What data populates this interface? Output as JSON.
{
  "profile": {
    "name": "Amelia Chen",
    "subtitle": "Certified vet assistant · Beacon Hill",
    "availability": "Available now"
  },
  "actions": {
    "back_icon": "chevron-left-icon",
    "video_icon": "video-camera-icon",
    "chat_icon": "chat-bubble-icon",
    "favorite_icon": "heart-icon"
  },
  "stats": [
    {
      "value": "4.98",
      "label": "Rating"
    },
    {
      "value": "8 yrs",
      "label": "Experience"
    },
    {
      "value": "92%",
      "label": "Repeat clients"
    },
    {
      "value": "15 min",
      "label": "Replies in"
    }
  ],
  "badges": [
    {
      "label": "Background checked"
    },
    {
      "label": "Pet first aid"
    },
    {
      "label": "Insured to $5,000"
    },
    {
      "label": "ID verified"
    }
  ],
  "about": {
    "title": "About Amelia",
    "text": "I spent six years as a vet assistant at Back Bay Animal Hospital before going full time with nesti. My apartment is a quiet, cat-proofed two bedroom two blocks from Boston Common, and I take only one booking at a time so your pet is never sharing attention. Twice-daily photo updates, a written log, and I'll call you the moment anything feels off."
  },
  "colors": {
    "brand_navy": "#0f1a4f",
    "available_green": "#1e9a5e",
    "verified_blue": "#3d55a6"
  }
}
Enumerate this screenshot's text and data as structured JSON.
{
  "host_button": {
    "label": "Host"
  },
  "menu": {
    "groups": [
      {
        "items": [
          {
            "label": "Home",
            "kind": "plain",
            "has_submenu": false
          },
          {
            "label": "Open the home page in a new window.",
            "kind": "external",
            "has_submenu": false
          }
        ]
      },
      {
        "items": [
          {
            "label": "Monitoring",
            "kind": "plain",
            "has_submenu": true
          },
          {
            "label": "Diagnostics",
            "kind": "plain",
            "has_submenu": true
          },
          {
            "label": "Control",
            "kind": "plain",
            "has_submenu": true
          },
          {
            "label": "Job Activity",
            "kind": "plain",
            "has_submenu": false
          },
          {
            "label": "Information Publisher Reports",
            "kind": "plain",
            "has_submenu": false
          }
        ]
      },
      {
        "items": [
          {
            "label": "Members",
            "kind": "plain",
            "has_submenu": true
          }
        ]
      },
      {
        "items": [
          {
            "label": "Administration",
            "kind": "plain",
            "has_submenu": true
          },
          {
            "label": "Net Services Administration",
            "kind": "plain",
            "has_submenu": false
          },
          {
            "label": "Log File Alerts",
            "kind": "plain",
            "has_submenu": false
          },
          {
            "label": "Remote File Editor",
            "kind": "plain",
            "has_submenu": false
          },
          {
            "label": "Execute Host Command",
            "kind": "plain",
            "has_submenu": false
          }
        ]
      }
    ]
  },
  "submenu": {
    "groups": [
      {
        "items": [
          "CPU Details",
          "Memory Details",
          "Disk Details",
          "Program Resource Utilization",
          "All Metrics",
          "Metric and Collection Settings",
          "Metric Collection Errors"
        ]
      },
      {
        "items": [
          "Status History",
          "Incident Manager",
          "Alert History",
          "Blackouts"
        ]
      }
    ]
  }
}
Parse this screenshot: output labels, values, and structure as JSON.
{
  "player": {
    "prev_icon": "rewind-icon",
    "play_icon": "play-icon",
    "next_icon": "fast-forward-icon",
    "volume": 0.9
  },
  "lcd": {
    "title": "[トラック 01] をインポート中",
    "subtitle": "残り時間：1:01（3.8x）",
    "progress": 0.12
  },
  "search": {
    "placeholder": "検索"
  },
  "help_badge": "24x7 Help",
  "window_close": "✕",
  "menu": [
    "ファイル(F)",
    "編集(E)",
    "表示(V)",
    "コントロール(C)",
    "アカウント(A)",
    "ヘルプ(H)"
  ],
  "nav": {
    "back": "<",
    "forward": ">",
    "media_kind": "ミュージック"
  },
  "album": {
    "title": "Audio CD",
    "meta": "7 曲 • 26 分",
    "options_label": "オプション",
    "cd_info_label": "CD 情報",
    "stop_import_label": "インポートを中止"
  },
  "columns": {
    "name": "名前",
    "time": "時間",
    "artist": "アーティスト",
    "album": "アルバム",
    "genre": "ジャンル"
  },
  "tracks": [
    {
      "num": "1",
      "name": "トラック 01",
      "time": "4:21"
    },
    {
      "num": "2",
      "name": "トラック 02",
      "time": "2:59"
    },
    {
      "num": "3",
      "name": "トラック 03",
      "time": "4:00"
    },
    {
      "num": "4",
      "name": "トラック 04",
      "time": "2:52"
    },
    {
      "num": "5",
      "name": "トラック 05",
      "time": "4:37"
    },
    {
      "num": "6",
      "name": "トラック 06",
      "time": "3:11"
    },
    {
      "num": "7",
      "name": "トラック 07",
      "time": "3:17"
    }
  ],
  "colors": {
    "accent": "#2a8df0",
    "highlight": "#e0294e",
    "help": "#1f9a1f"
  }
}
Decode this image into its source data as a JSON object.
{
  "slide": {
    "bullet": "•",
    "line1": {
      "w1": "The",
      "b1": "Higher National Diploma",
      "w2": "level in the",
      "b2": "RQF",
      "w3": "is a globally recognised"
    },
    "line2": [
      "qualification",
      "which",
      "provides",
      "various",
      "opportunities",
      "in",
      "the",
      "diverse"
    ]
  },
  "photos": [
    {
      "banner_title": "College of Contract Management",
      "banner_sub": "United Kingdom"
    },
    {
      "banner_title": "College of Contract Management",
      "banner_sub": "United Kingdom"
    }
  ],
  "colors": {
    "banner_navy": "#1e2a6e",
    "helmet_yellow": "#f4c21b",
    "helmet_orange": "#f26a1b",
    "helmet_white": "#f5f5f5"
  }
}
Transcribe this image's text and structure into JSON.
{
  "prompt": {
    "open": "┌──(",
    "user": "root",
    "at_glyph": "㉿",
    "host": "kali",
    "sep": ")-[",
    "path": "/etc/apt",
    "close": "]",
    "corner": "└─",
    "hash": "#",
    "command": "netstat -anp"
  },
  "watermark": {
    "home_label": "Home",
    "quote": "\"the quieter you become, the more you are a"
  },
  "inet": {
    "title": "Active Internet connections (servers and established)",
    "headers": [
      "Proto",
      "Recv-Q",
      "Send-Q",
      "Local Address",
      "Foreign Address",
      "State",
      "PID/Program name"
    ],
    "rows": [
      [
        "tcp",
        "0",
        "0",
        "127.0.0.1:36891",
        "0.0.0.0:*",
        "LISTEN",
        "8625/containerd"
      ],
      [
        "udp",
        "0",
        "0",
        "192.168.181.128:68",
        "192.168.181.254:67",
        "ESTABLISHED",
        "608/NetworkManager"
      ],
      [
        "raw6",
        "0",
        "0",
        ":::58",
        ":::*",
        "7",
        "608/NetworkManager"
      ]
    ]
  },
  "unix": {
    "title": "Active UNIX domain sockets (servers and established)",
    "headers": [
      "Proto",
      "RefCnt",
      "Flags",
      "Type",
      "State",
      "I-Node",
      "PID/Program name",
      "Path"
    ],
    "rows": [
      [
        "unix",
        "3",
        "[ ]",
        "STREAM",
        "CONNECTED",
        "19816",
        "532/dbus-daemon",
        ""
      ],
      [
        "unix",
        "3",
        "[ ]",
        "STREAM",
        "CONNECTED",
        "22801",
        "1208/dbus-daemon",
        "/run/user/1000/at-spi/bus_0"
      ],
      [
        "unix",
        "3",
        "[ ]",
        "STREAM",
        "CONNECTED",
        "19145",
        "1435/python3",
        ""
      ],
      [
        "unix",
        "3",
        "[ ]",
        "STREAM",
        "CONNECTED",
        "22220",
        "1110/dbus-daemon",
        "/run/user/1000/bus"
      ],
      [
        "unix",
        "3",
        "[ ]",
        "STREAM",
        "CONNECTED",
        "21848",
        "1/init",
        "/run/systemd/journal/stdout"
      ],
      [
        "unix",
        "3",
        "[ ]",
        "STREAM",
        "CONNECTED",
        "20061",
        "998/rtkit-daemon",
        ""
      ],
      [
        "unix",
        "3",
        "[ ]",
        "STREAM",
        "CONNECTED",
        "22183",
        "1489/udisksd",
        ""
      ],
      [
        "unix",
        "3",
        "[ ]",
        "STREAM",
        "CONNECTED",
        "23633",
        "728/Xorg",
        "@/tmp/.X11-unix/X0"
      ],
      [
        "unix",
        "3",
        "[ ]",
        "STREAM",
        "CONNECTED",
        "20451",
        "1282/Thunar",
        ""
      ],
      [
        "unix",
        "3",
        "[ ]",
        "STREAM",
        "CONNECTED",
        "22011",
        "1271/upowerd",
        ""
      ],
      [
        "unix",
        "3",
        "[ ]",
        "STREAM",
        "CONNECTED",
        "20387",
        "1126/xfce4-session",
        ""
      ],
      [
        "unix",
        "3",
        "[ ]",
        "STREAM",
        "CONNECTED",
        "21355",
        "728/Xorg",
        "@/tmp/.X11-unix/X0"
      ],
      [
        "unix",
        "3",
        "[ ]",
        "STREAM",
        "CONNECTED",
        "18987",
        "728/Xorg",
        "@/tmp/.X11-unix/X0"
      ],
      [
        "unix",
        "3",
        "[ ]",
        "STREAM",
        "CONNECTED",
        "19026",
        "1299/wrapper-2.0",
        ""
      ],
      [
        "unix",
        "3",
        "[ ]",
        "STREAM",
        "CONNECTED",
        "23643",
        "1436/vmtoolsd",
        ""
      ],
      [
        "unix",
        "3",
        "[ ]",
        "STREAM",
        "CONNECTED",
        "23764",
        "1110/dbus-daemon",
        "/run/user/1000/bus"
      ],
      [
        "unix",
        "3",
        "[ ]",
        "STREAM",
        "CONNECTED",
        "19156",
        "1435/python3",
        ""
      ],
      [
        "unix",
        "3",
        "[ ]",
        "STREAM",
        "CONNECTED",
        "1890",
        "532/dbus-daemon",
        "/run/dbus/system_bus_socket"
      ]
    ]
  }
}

### Requirement
Of the lines in the material above, state how many contain the string "time"; give no other text.

### Solution to this problem
9